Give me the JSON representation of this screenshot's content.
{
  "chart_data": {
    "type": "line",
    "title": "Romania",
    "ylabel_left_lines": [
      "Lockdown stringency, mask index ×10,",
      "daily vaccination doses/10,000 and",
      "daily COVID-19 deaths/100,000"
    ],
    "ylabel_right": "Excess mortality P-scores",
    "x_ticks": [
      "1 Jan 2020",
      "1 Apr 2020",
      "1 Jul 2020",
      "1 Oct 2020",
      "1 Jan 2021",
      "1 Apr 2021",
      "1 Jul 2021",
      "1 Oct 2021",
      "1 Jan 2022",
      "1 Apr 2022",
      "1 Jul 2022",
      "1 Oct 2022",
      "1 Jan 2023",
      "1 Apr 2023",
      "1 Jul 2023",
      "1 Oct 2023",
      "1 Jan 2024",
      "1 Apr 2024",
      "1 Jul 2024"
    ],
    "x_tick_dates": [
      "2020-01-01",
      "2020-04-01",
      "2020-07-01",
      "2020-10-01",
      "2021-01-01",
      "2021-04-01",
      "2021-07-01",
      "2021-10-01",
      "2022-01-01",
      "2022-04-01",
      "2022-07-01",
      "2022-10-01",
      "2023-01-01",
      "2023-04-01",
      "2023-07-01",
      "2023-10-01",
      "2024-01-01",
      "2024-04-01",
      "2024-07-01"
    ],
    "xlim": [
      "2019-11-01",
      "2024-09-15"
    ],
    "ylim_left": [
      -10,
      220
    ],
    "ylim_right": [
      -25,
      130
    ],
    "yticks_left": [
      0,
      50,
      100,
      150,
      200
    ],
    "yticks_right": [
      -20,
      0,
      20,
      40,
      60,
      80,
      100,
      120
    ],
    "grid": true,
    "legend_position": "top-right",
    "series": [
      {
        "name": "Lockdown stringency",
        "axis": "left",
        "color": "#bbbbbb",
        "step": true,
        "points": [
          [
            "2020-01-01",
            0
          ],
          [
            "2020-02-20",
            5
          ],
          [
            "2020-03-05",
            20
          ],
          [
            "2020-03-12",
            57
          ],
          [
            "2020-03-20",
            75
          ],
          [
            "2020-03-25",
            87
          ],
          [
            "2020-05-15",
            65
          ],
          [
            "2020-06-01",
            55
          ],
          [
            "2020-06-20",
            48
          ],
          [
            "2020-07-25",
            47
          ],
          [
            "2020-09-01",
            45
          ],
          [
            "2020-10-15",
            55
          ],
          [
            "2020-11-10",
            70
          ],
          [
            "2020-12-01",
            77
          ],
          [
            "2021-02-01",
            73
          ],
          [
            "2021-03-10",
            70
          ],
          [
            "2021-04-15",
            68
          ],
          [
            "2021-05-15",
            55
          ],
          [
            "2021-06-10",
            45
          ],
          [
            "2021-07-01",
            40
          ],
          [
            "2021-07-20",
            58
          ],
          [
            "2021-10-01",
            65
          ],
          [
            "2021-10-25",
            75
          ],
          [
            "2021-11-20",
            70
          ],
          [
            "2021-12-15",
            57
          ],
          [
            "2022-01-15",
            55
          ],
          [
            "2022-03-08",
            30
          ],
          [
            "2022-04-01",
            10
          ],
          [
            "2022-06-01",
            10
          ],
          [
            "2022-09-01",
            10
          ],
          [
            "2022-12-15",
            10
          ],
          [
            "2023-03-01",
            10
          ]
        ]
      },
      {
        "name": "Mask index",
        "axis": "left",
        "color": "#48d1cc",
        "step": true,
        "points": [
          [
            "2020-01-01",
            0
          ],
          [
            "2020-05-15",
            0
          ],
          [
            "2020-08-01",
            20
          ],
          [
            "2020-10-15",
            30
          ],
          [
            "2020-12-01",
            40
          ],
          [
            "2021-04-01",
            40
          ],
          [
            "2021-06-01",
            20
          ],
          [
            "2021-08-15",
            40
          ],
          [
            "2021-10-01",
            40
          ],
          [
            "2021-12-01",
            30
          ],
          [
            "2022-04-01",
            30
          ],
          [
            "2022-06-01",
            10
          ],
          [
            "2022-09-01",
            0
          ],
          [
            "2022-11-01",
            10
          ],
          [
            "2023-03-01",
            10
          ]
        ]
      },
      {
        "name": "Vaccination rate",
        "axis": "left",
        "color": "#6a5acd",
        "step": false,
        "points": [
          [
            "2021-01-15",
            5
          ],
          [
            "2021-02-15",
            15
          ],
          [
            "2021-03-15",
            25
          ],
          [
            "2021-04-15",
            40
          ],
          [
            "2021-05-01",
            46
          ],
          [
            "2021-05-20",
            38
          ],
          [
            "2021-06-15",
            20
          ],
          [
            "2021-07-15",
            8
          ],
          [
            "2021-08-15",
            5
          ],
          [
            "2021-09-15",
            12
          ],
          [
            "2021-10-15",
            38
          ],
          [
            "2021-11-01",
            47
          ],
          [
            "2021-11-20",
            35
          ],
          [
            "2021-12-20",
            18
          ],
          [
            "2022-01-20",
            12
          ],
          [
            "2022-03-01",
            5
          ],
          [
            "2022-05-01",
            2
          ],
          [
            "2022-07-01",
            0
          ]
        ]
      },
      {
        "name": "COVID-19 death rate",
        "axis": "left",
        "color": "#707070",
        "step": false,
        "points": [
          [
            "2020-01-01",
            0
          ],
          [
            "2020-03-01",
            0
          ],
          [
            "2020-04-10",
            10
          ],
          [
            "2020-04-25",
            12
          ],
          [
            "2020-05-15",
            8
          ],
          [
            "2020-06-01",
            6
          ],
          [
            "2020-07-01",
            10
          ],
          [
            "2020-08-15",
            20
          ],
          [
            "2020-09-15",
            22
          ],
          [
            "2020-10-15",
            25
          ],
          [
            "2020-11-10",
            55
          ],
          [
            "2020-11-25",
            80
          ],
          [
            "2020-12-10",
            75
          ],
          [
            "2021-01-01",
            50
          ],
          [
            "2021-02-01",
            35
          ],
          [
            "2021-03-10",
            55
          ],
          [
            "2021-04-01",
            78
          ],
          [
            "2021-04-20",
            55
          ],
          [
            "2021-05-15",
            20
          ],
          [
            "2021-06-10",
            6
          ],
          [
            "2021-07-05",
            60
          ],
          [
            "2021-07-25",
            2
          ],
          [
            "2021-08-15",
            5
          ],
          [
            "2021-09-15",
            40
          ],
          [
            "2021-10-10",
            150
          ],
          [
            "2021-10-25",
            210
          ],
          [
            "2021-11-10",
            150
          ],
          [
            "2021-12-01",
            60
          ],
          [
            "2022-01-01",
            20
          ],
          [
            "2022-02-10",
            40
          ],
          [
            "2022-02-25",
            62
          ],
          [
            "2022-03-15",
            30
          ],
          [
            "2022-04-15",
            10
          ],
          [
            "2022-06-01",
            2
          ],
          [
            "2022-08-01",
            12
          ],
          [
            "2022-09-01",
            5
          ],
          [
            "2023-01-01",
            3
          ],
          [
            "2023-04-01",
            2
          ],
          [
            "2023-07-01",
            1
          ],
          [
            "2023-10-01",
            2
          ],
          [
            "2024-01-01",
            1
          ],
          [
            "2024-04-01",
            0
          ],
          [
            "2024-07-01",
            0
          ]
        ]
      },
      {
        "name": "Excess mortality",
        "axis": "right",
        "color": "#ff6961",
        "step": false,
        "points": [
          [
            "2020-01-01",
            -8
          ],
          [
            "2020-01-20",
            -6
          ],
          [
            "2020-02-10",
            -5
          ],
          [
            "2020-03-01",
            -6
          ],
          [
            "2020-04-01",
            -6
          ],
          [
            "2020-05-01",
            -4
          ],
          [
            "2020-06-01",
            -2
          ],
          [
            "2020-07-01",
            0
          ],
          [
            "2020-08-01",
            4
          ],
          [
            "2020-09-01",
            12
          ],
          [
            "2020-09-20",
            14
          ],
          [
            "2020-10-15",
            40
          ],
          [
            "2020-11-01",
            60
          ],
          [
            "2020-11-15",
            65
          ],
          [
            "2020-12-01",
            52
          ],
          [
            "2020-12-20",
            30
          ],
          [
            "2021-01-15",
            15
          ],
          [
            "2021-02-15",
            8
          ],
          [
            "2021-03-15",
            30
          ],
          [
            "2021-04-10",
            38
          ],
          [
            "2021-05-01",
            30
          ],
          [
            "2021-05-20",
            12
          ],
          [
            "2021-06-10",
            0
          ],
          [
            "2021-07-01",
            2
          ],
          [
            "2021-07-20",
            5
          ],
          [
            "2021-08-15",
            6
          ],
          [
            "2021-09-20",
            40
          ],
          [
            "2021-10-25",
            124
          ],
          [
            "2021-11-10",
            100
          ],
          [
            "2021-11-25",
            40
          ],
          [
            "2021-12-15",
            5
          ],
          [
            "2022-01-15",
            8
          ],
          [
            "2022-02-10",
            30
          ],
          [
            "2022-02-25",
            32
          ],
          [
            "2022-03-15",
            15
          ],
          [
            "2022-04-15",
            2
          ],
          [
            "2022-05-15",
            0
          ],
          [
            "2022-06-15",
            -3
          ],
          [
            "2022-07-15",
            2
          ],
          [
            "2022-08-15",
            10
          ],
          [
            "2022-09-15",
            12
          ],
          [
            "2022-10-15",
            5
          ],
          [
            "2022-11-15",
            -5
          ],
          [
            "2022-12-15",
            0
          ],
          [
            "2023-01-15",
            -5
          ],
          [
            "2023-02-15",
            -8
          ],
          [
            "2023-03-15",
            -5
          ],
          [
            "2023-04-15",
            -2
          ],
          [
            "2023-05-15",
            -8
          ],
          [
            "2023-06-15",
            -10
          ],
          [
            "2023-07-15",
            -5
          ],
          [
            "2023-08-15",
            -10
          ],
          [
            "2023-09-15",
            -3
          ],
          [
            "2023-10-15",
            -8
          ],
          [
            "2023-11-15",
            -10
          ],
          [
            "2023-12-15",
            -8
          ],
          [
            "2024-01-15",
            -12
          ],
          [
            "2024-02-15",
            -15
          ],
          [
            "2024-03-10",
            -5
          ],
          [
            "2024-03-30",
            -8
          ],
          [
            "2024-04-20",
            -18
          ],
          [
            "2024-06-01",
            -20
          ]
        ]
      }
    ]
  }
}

···

▸ **Written task**:
From the entries above, copy every line where the word "stringency" shows up.

▸ **Complete response**:
      "Lockdown stringency, mask index ×10,",
        "name": "Lockdown stringency",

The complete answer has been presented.